● Aim:
Transcribe the records that follow exactly. Skip the pictures.

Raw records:
'''
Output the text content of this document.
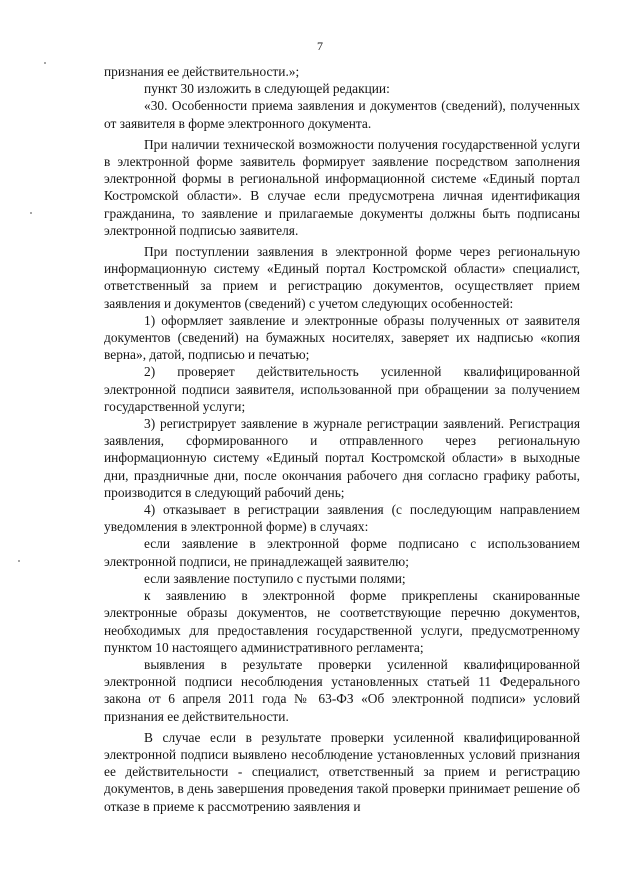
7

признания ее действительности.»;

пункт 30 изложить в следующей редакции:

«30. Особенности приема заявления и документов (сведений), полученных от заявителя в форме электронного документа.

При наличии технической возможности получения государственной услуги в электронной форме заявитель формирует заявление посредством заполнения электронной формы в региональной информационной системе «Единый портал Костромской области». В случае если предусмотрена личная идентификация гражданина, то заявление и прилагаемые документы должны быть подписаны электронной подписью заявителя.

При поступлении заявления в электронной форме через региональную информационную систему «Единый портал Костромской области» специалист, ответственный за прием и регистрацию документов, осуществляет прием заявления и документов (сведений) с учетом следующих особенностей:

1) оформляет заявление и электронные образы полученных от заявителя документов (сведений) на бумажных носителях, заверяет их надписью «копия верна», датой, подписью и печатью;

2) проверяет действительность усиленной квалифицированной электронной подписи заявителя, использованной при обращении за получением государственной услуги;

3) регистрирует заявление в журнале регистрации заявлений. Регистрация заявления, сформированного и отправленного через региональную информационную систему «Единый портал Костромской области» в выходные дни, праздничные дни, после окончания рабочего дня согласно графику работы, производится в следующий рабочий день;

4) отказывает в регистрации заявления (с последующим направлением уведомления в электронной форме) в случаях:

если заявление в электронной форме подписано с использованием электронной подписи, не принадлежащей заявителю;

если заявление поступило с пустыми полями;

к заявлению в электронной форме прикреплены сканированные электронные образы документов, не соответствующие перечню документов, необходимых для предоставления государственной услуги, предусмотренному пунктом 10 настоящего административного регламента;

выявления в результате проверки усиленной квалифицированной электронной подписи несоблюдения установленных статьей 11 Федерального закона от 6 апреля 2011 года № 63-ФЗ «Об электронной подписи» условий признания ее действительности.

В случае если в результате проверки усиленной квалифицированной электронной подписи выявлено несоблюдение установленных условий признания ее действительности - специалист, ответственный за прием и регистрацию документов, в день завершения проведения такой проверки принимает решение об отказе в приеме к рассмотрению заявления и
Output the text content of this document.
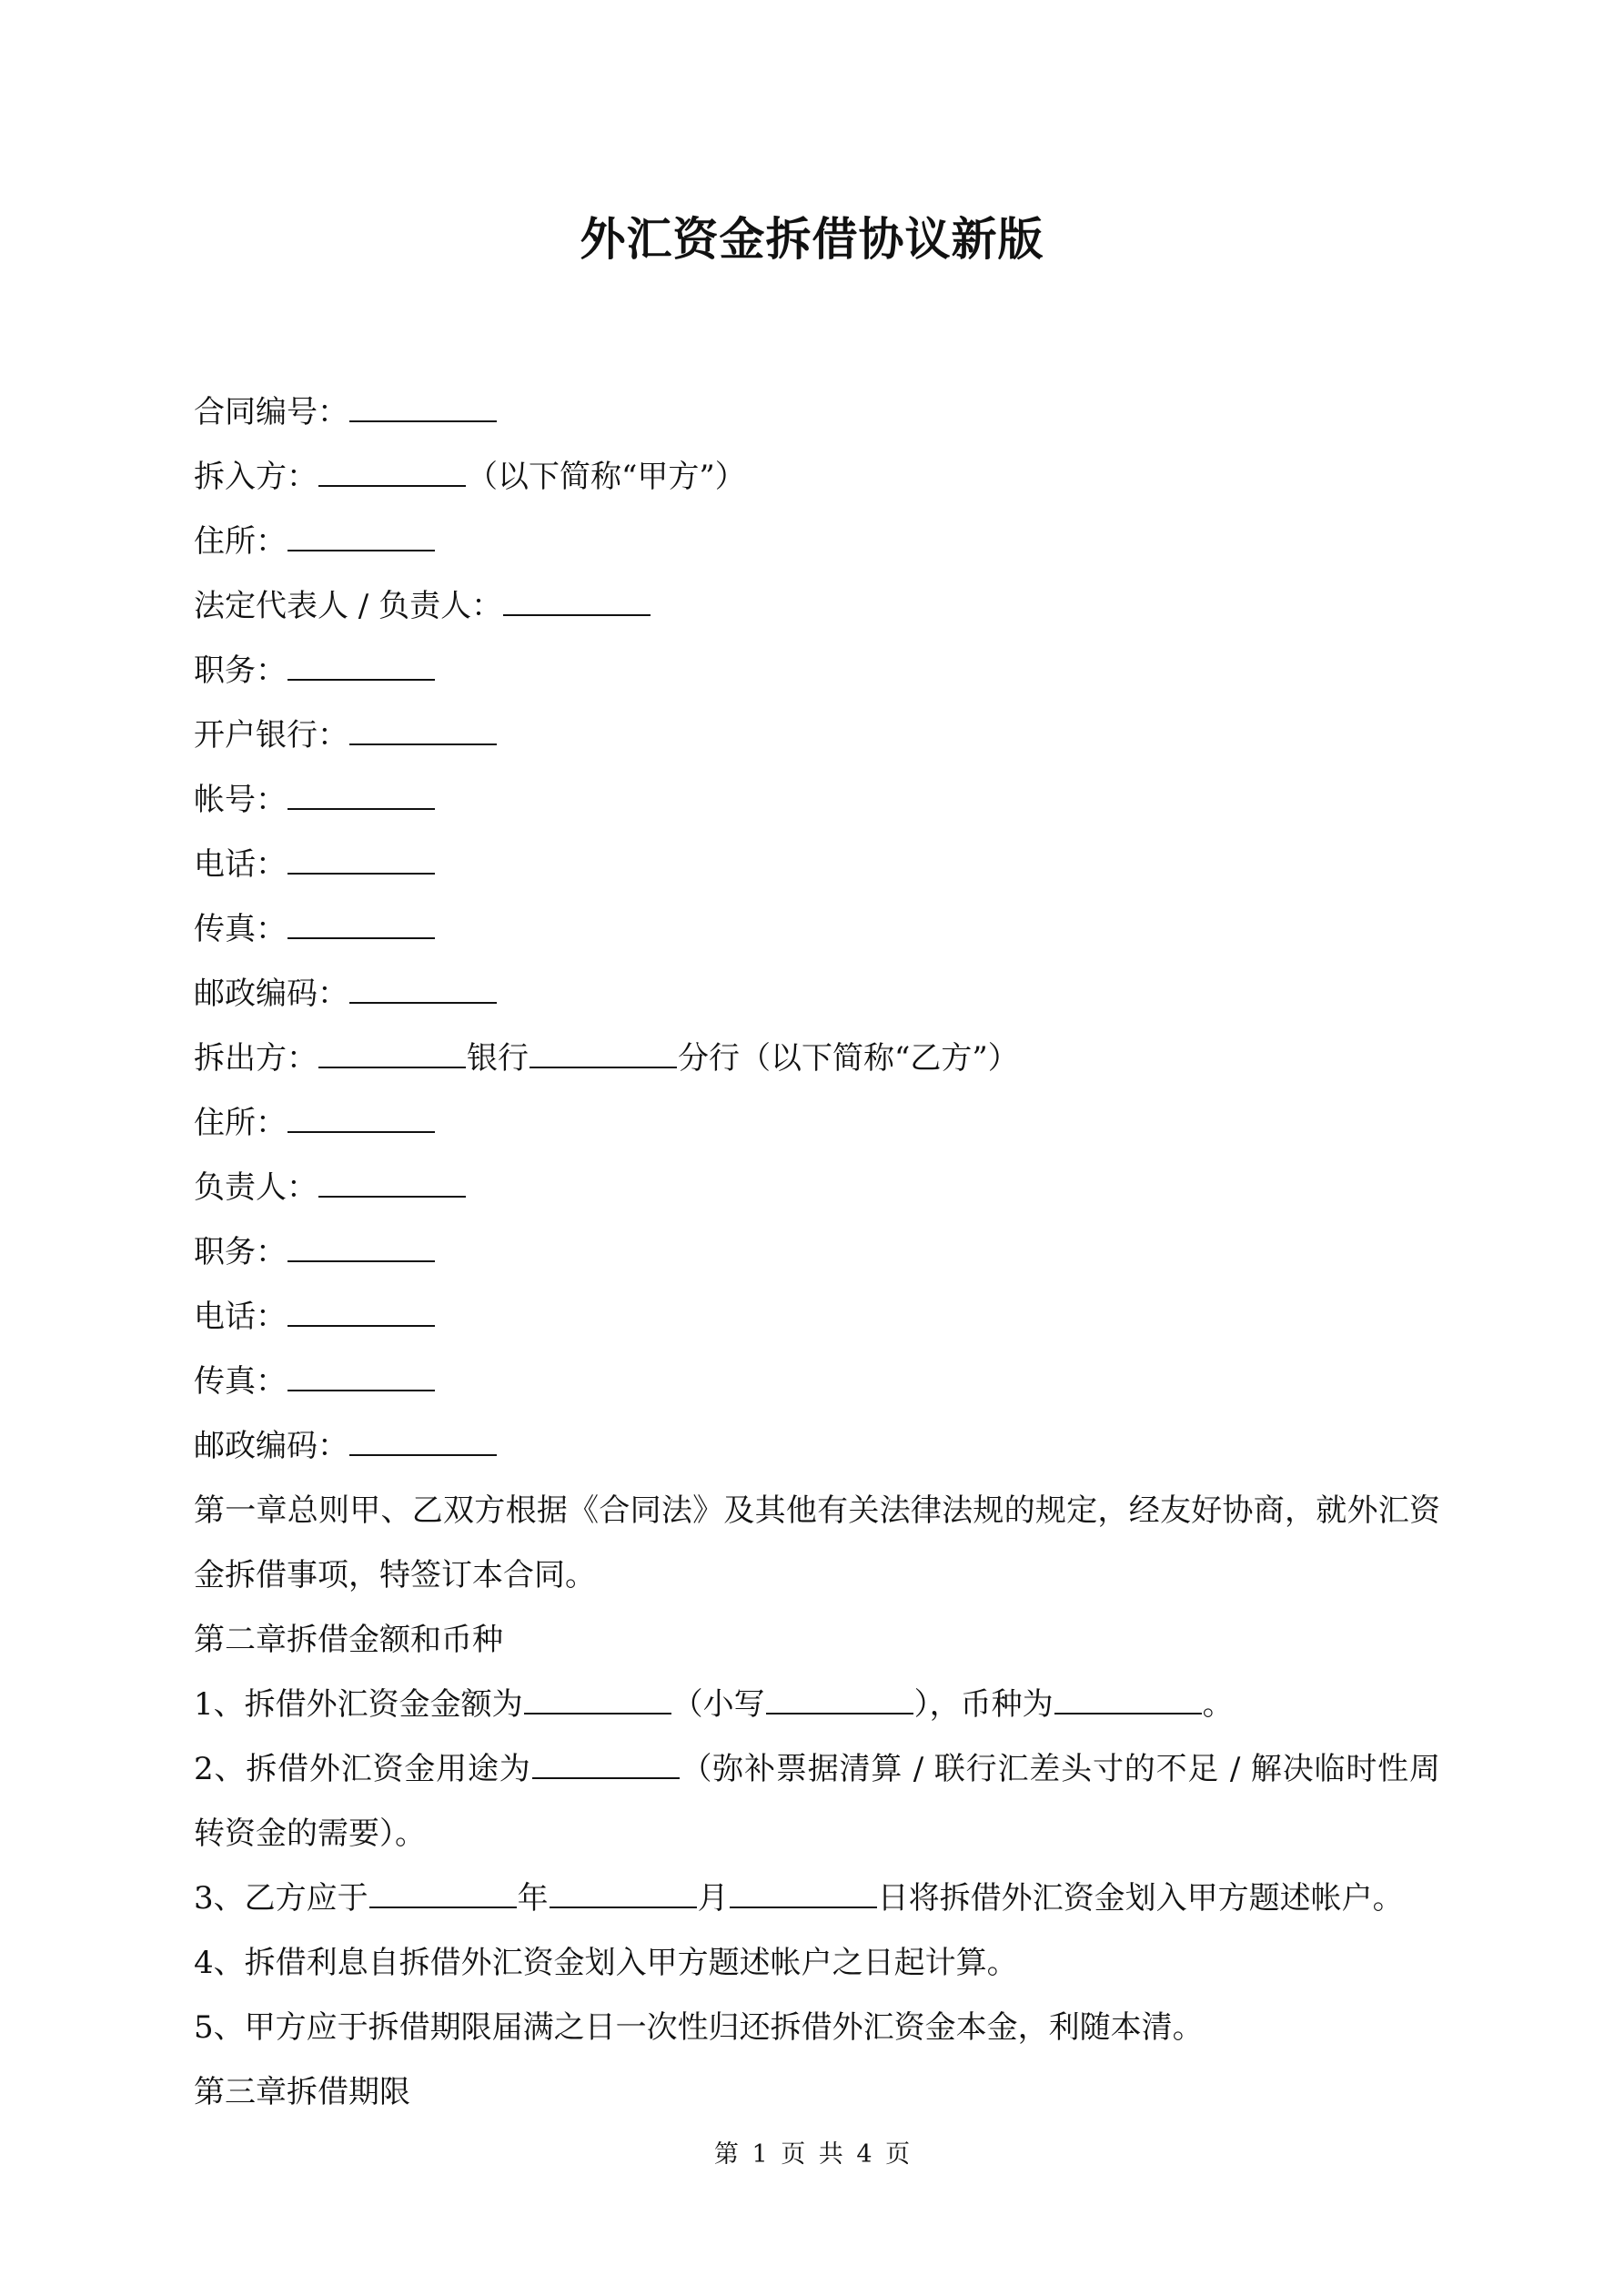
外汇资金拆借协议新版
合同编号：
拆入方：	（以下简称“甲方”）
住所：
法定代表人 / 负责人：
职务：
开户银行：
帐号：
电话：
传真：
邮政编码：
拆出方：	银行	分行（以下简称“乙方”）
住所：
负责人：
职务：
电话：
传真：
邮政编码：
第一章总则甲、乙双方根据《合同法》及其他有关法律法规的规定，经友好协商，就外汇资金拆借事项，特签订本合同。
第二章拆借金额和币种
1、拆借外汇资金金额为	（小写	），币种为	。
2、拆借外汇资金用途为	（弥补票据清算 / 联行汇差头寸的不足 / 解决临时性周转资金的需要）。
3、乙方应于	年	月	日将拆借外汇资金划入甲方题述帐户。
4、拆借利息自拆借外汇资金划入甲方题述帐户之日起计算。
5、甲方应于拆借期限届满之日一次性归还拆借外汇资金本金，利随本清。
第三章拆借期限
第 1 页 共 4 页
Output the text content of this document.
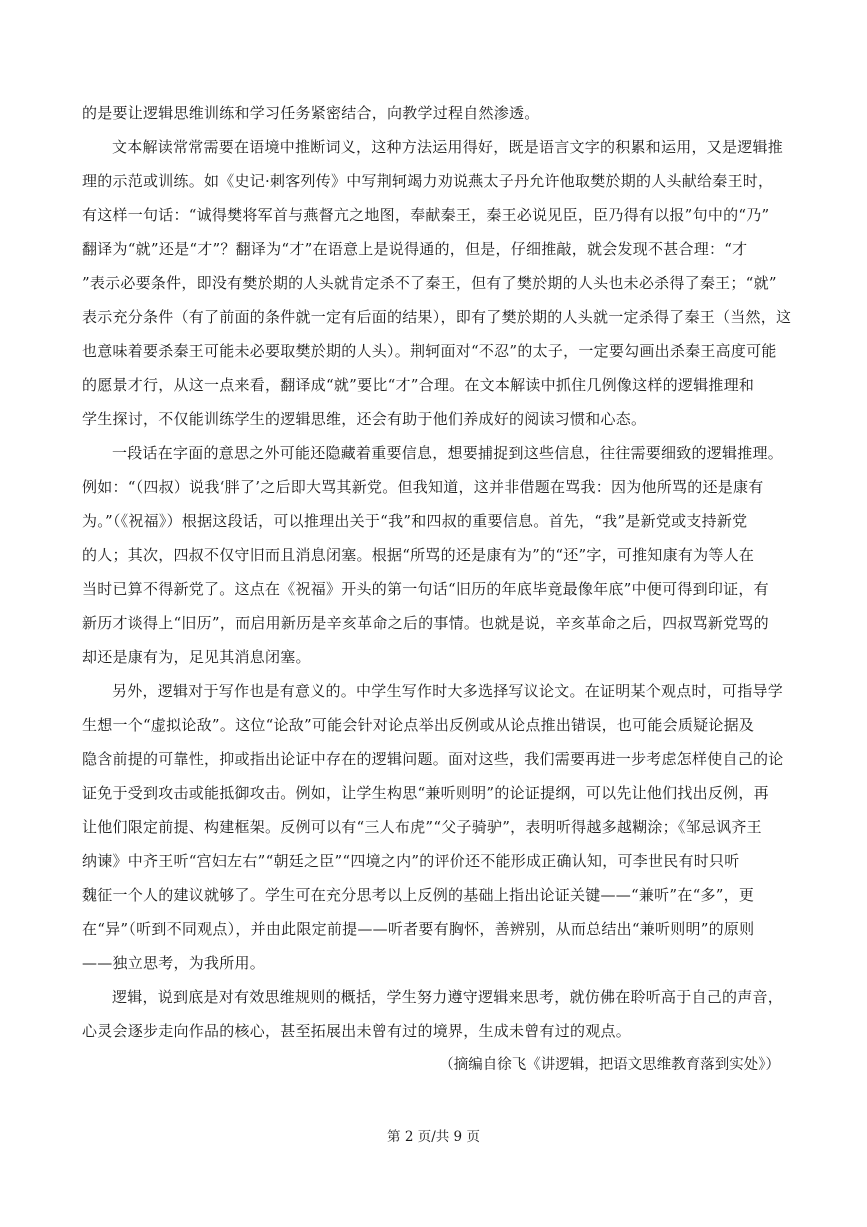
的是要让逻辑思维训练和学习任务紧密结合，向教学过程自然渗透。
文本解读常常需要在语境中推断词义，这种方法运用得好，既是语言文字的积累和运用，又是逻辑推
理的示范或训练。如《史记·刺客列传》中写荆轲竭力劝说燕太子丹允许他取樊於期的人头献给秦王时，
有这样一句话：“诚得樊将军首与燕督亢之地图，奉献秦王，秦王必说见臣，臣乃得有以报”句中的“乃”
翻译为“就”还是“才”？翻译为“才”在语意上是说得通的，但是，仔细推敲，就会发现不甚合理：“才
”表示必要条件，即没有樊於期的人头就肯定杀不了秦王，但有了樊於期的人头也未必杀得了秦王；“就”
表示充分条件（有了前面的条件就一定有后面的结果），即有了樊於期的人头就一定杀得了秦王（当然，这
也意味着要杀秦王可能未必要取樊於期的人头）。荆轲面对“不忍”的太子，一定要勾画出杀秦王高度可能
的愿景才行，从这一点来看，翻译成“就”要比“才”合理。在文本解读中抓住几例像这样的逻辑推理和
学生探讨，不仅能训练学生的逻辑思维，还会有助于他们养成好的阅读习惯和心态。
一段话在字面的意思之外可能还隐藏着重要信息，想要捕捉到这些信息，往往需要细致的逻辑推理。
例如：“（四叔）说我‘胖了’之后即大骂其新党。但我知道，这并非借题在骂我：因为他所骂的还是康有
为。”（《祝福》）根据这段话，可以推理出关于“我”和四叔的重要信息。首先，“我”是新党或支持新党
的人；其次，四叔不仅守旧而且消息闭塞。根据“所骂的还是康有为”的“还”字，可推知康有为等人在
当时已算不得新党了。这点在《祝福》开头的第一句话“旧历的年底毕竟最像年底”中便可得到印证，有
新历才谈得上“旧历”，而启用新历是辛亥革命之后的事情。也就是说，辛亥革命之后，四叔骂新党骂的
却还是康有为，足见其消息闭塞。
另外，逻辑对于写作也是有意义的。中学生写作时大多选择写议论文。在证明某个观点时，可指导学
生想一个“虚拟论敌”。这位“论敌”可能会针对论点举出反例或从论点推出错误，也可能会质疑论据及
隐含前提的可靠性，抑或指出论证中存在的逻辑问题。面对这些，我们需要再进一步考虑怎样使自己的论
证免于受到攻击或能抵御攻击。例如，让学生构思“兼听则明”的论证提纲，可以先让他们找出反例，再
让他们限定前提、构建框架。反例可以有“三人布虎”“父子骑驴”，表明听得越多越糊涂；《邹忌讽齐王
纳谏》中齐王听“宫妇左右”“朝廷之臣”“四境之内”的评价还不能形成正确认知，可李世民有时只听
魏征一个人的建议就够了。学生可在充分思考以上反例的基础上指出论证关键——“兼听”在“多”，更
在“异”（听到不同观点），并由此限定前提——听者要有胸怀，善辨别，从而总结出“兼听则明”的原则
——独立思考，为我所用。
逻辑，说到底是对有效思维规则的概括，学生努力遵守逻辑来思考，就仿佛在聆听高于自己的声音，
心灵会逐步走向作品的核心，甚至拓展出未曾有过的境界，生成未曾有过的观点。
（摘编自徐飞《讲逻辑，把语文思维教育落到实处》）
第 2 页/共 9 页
'''
● Complete output:
Output the text content of this document.
7

признания ее действительности.»;

пункт 30 изложить в следующей редакции:

«30. Особенности приема заявления и документов (сведений), полученных от заявителя в форме электронного документа.

При наличии технической возможности получения государственной услуги в электронной форме заявитель формирует заявление посредством заполнения электронной формы в региональной информационной системе «Единый портал Костромской области». В случае если предусмотрена личная идентификация гражданина, то заявление и прилагаемые документы должны быть подписаны электронной подписью заявителя.

При поступлении заявления в электронной форме через региональную информационную систему «Единый портал Костромской области» специалист, ответственный за прием и регистрацию документов, осуществляет прием заявления и документов (сведений) с учетом следующих особенностей:

1) оформляет заявление и электронные образы полученных от заявителя документов (сведений) на бумажных носителях, заверяет их надписью «копия верна», датой, подписью и печатью;

2) проверяет действительность усиленной квалифицированной электронной подписи заявителя, использованной при обращении за получением государственной услуги;

3) регистрирует заявление в журнале регистрации заявлений. Регистрация заявления, сформированного и отправленного через региональную информационную систему «Единый портал Костромской области» в выходные дни, праздничные дни, после окончания рабочего дня согласно графику работы, производится в следующий рабочий день;

4) отказывает в регистрации заявления (с последующим направлением уведомления в электронной форме) в случаях:

если заявление в электронной форме подписано с использованием электронной подписи, не принадлежащей заявителю;

если заявление поступило с пустыми полями;

к заявлению в электронной форме прикреплены сканированные электронные образы документов, не соответствующие перечню документов, необходимых для предоставления государственной услуги, предусмотренному пунктом 10 настоящего административного регламента;

выявления в результате проверки усиленной квалифицированной электронной подписи несоблюдения установленных статьей 11 Федерального закона от 6 апреля 2011 года № 63-ФЗ «Об электронной подписи» условий признания ее действительности.

В случае если в результате проверки усиленной квалифицированной электронной подписи выявлено несоблюдение установленных условий признания ее действительности - специалист, ответственный за прием и регистрацию документов, в день завершения проведения такой проверки принимает решение об отказе в приеме к рассмотрению заявления и
Output the text content of this document.
外汇资金拆借协议新版
合同编号：
拆入方：	（以下简称“甲方”）
住所：
法定代表人 / 负责人：
职务：
开户银行：
帐号：
电话：
传真：
邮政编码：
拆出方：	银行	分行（以下简称“乙方”）
住所：
负责人：
职务：
电话：
传真：
邮政编码：
第一章总则甲、乙双方根据《合同法》及其他有关法律法规的规定，经友好协商，就外汇资金拆借事项，特签订本合同。
第二章拆借金额和币种
1、拆借外汇资金金额为	（小写	），币种为	。
2、拆借外汇资金用途为	（弥补票据清算 / 联行汇差头寸的不足 / 解决临时性周转资金的需要）。
3、乙方应于	年	月	日将拆借外汇资金划入甲方题述帐户。
4、拆借利息自拆借外汇资金划入甲方题述帐户之日起计算。
5、甲方应于拆借期限届满之日一次性归还拆借外汇资金本金，利随本清。
第三章拆借期限
第 1 页 共 4 页
Output the text content of this document.
的是要让逻辑思维训练和学习任务紧密结合，向教学过程自然渗透。
文本解读常常需要在语境中推断词义，这种方法运用得好，既是语言文字的积累和运用，又是逻辑推
理的示范或训练。如《史记·刺客列传》中写荆轲竭力劝说燕太子丹允许他取樊於期的人头献给秦王时，
有这样一句话：“诚得樊将军首与燕督亢之地图，奉献秦王，秦王必说见臣，臣乃得有以报”句中的“乃”
翻译为“就”还是“才”？翻译为“才”在语意上是说得通的，但是，仔细推敲，就会发现不甚合理：“才
”表示必要条件，即没有樊於期的人头就肯定杀不了秦王，但有了樊於期的人头也未必杀得了秦王；“就”
表示充分条件（有了前面的条件就一定有后面的结果），即有了樊於期的人头就一定杀得了秦王（当然，这
也意味着要杀秦王可能未必要取樊於期的人头）。荆轲面对“不忍”的太子，一定要勾画出杀秦王高度可能
的愿景才行，从这一点来看，翻译成“就”要比“才”合理。在文本解读中抓住几例像这样的逻辑推理和
学生探讨，不仅能训练学生的逻辑思维，还会有助于他们养成好的阅读习惯和心态。
一段话在字面的意思之外可能还隐藏着重要信息，想要捕捉到这些信息，往往需要细致的逻辑推理。
例如：“（四叔）说我‘胖了’之后即大骂其新党。但我知道，这并非借题在骂我：因为他所骂的还是康有
为。”（《祝福》）根据这段话，可以推理出关于“我”和四叔的重要信息。首先，“我”是新党或支持新党
的人；其次，四叔不仅守旧而且消息闭塞。根据“所骂的还是康有为”的“还”字，可推知康有为等人在
当时已算不得新党了。这点在《祝福》开头的第一句话“旧历的年底毕竟最像年底”中便可得到印证，有
新历才谈得上“旧历”，而启用新历是辛亥革命之后的事情。也就是说，辛亥革命之后，四叔骂新党骂的
却还是康有为，足见其消息闭塞。
另外，逻辑对于写作也是有意义的。中学生写作时大多选择写议论文。在证明某个观点时，可指导学
生想一个“虚拟论敌”。这位“论敌”可能会针对论点举出反例或从论点推出错误，也可能会质疑论据及
隐含前提的可靠性，抑或指出论证中存在的逻辑问题。面对这些，我们需要再进一步考虑怎样使自己的论
证免于受到攻击或能抵御攻击。例如，让学生构思“兼听则明”的论证提纲，可以先让他们找出反例，再
让他们限定前提、构建框架。反例可以有“三人布虎”“父子骑驴”，表明听得越多越糊涂；《邹忌讽齐王
纳谏》中齐王听“宫妇左右”“朝廷之臣”“四境之内”的评价还不能形成正确认知，可李世民有时只听
魏征一个人的建议就够了。学生可在充分思考以上反例的基础上指出论证关键——“兼听”在“多”，更
在“异”（听到不同观点），并由此限定前提——听者要有胸怀，善辨别，从而总结出“兼听则明”的原则
——独立思考，为我所用。
逻辑，说到底是对有效思维规则的概括，学生努力遵守逻辑来思考，就仿佛在聆听高于自己的声音，
心灵会逐步走向作品的核心，甚至拓展出未曾有过的境界，生成未曾有过的观点。
（摘编自徐飞《讲逻辑，把语文思维教育落到实处》）
第 2 页/共 9 页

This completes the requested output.